[Challenge] Print the part of the 2007 climate summary from "2007: much drier" to "some cooler months.", copying it word for word.

[Provided text]
──────
2007

Thursday, 10 January 2008

2007: much drier than average in many places, but disastrous floods in Northland. Drought, destructive tornadoes, windstorms, variable temperatures.

New Zealand’s climate for 2007 was marked by too little rain in many places, and record low rainfalls in some locations. Rainfall during the year was less than 60 percent of normal in parts of Marlborough, Canterbury and Central Otago, with some places recording their driest year on record. Parts of the south and east, Bay of Plenty and Wellington recorded one of their sunniest years on record too. The national average temperature was of 12.7°C during 2007 was close to normal. This was a result of some warm months (May being the warmest on record) offset by some cooler months.

“Notable climate features in various parts of the country were disastrous floods in Northland with very dry conditions, and drought in the east of the North Island”, says NIWA Principal Scientist Dr Jim Salinger. “As well there was an unprecedented swarm of tornadoes in Taranaki, destructive windstorms in Northland and in eastern New Zealand in October and hot spells. Of the main centres Dunedin was extremely sunny and dry, and it was dry in the other centres.”
──────
[Information provided]
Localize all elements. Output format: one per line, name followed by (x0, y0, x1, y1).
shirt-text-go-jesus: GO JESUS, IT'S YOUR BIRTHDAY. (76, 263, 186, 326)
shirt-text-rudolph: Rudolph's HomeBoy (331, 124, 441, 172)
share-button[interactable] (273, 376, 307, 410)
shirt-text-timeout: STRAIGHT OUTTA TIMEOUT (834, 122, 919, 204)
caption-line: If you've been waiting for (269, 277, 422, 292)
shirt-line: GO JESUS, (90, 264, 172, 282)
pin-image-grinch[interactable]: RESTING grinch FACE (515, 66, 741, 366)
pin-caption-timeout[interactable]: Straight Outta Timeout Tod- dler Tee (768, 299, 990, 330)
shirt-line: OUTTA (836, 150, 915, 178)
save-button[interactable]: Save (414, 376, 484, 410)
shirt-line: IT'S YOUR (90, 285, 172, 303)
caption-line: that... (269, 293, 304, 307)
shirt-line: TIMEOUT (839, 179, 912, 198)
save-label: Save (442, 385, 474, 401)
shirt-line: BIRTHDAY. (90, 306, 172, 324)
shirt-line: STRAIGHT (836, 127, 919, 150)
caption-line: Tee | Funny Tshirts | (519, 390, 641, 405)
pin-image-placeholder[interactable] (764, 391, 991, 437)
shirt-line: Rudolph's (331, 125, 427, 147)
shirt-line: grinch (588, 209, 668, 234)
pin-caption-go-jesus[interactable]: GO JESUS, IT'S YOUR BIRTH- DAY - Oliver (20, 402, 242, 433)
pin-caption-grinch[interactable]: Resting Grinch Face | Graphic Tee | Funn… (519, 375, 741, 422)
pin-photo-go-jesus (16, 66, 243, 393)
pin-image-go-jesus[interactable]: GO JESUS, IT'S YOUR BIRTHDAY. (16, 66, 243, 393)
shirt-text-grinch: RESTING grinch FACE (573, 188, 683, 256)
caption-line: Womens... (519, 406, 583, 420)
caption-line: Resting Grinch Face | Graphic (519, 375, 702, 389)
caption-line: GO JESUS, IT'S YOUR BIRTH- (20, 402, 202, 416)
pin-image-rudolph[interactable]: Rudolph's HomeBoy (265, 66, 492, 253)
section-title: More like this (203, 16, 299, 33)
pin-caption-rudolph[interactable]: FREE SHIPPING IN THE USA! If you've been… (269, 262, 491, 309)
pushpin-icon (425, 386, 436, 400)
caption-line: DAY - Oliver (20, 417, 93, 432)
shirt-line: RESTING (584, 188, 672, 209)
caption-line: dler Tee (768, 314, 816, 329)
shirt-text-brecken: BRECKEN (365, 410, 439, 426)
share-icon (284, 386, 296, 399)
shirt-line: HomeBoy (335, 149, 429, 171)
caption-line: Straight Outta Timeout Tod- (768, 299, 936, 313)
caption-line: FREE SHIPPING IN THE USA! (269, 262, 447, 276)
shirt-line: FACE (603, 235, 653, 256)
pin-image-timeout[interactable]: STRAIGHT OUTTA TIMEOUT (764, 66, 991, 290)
──────
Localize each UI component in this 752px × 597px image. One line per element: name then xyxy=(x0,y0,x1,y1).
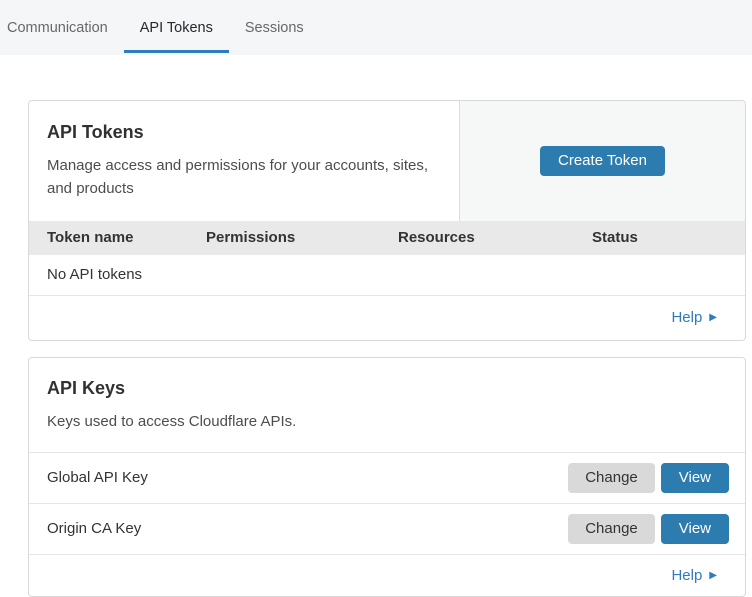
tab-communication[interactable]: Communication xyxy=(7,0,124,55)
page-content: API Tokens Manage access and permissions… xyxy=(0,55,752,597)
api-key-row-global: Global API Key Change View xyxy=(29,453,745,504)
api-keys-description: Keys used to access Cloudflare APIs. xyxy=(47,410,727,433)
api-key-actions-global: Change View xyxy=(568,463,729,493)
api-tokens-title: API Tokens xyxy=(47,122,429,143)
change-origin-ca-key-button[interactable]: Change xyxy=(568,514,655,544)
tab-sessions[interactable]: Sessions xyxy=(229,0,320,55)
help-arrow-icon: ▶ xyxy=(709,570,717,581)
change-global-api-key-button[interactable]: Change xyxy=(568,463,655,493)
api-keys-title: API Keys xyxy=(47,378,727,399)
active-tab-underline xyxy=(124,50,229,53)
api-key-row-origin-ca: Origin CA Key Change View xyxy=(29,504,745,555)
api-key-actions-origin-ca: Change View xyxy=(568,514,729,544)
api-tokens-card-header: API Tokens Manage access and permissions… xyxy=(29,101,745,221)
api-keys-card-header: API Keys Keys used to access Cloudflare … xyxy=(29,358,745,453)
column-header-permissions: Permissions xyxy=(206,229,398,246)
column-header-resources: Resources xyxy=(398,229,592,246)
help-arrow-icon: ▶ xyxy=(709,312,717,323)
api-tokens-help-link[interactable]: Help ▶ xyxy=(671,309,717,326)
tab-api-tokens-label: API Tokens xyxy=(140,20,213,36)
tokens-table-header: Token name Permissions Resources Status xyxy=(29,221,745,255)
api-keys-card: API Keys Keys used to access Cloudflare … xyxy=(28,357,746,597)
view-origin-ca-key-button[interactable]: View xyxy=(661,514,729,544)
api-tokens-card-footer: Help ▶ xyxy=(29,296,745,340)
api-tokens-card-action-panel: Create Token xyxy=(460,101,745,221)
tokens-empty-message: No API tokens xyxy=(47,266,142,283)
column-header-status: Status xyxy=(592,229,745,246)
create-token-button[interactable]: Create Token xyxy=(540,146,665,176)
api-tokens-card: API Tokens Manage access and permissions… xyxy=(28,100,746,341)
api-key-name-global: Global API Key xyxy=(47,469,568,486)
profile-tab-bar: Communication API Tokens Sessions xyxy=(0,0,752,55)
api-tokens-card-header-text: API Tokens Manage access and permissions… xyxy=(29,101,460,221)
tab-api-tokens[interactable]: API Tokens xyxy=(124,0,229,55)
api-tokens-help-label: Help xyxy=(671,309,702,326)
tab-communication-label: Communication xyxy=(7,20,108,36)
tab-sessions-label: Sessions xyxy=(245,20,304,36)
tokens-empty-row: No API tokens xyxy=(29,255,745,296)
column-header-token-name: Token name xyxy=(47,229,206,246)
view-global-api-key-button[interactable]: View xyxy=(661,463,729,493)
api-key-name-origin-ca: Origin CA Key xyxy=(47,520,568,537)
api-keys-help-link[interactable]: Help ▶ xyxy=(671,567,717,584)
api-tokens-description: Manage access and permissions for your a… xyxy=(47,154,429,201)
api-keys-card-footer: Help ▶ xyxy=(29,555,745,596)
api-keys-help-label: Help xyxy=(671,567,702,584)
──────
[The result]
2007: much drier than average in many places, but disastrous floods in Northland. Drought, destructive tornadoes, windstorms, variable temperatures.

New Zealand’s climate for 2007 was marked by too little rain in many places, and record low rainfalls in some locations. Rainfall during the year was less than 60 percent of normal in parts of Marlborough, Canterbury and Central Otago, with some places recording their driest year on record. Parts of the south and east, Bay of Plenty and Wellington recorded one of their sunniest years on record too. The national average temperature was of 12.7°C during 2007 was close to normal. This was a result of some warm months (May being the warmest on record) offset by some cooler months.